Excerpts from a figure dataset
"""

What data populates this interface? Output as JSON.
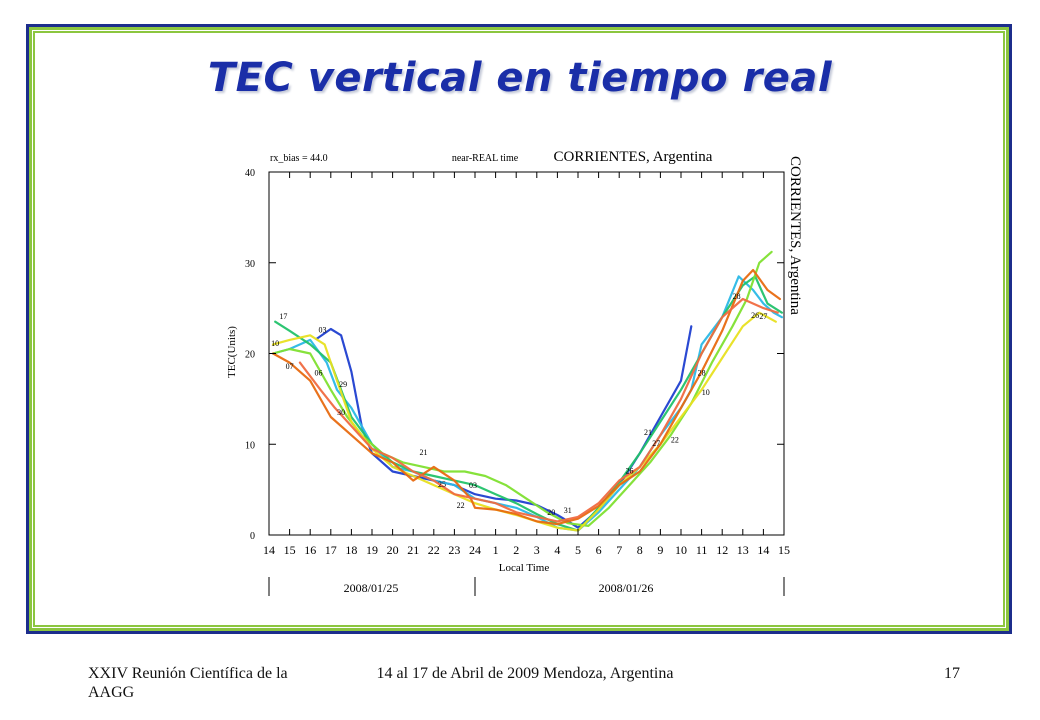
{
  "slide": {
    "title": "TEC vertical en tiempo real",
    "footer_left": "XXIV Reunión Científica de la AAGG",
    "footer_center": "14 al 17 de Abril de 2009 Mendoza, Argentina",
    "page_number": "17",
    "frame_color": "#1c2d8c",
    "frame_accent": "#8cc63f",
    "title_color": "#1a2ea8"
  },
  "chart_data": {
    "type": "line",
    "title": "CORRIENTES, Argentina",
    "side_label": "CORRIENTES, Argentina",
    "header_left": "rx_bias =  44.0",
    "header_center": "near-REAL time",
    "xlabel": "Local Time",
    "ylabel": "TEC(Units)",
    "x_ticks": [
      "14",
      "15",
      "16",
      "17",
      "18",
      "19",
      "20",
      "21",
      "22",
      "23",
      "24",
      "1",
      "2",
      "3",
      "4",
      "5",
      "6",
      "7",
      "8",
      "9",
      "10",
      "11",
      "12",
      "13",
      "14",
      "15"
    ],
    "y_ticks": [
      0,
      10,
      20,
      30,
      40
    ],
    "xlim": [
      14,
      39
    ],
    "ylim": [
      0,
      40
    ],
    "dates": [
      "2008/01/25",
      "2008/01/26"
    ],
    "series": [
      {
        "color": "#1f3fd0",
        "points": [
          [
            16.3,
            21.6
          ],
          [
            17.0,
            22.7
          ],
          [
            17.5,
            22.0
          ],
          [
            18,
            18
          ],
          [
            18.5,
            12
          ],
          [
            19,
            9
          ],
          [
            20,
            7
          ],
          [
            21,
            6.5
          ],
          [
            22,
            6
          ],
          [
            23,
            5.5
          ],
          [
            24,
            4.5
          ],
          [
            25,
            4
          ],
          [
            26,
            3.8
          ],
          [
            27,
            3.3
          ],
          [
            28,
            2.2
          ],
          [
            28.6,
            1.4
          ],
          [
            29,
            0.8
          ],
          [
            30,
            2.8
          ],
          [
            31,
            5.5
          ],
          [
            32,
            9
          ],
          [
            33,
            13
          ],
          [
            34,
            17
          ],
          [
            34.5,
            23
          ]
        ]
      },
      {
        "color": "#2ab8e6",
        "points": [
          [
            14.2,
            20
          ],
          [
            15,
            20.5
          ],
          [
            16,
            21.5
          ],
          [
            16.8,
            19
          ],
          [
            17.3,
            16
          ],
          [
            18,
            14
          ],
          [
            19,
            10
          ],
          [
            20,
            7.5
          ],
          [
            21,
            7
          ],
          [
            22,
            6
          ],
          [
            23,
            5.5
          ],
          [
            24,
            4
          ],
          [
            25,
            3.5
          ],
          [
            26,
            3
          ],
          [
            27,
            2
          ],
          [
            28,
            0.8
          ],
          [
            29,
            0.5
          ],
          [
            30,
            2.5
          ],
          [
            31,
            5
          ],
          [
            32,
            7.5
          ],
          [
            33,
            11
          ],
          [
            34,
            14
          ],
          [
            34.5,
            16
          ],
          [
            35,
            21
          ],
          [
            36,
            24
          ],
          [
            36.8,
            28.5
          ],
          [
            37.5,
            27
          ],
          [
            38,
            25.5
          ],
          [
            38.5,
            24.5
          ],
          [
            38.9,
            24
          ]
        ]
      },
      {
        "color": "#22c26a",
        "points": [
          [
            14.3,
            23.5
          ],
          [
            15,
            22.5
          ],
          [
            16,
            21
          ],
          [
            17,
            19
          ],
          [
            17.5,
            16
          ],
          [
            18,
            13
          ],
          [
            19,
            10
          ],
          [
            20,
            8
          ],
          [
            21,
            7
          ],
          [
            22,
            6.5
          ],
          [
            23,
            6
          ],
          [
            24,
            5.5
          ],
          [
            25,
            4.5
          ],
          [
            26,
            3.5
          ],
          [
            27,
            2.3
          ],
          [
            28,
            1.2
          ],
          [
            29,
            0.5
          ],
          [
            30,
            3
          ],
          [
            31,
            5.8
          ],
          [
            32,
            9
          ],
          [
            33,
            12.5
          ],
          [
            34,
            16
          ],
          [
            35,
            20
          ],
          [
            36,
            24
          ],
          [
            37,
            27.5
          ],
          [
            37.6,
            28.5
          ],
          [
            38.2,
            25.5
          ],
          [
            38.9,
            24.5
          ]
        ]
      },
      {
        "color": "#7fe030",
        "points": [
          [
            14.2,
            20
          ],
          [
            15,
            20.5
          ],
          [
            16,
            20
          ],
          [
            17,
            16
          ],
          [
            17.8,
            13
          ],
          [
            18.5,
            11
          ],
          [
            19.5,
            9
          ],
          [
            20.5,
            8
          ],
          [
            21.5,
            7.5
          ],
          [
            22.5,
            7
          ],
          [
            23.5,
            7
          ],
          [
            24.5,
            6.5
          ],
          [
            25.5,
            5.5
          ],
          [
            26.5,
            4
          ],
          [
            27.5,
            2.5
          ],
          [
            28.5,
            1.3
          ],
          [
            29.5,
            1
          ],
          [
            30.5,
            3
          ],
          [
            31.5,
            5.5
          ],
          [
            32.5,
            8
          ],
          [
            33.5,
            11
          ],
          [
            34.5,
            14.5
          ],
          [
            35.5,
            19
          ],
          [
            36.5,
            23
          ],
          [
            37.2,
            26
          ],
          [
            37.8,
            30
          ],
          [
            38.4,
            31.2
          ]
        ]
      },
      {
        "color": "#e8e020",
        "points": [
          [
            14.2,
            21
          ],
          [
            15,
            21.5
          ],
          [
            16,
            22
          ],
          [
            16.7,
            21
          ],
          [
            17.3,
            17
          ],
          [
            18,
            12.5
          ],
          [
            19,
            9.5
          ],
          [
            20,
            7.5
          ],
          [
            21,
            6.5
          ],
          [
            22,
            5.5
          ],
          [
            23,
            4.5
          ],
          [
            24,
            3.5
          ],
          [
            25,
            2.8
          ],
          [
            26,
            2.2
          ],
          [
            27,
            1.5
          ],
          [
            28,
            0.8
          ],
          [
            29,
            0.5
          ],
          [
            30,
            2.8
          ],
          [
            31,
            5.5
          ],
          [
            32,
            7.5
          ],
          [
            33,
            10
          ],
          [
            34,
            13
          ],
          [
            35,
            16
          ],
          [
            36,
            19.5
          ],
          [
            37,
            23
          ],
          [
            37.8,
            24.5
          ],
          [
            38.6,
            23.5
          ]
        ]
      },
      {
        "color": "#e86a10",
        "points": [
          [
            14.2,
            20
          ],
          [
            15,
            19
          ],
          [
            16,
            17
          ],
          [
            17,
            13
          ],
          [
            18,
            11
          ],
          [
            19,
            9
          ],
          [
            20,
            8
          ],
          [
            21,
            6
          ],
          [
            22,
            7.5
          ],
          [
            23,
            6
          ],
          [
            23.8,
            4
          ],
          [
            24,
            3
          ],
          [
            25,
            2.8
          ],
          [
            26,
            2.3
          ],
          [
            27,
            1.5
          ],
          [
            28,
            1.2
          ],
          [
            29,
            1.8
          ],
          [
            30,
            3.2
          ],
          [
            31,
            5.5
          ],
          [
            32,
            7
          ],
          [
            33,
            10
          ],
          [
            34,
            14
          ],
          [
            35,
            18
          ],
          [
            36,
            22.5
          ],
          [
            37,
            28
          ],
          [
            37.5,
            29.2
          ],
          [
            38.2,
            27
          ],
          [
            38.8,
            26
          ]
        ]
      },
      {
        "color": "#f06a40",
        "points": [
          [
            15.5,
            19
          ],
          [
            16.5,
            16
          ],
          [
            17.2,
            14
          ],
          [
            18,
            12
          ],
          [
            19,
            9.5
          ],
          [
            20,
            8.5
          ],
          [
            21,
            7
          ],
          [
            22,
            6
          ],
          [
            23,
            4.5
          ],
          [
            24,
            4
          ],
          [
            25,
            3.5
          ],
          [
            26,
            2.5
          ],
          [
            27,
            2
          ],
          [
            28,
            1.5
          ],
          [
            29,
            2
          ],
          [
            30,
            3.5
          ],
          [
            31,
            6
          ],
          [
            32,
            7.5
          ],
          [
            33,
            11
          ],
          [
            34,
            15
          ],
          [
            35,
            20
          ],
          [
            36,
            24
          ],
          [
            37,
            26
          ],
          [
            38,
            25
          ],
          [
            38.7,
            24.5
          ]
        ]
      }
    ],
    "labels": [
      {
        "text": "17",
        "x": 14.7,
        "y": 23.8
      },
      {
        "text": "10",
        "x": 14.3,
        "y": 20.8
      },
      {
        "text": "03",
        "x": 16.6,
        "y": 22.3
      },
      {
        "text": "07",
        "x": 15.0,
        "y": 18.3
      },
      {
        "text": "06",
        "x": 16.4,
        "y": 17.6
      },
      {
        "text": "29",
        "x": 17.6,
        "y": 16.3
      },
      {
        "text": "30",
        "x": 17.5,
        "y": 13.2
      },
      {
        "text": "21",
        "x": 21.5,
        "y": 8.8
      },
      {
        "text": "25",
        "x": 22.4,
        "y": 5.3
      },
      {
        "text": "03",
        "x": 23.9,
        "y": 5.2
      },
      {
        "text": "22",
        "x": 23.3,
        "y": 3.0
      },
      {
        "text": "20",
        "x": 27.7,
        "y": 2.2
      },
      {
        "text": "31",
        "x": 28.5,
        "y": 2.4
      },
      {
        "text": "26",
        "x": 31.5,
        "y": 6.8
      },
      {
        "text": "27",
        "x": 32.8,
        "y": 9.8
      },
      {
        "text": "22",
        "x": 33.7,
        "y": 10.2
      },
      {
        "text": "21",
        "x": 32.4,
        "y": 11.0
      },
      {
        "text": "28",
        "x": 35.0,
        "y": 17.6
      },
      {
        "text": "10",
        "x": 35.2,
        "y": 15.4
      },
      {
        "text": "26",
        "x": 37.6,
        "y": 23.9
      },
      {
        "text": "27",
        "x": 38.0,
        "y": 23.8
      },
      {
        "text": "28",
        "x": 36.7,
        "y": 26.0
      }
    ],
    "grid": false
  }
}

"""

[WHAT IS BEING ASKED]
State how many lines of the material contain the string "Argentina", with no other words.

[TASK SOLUTION]
3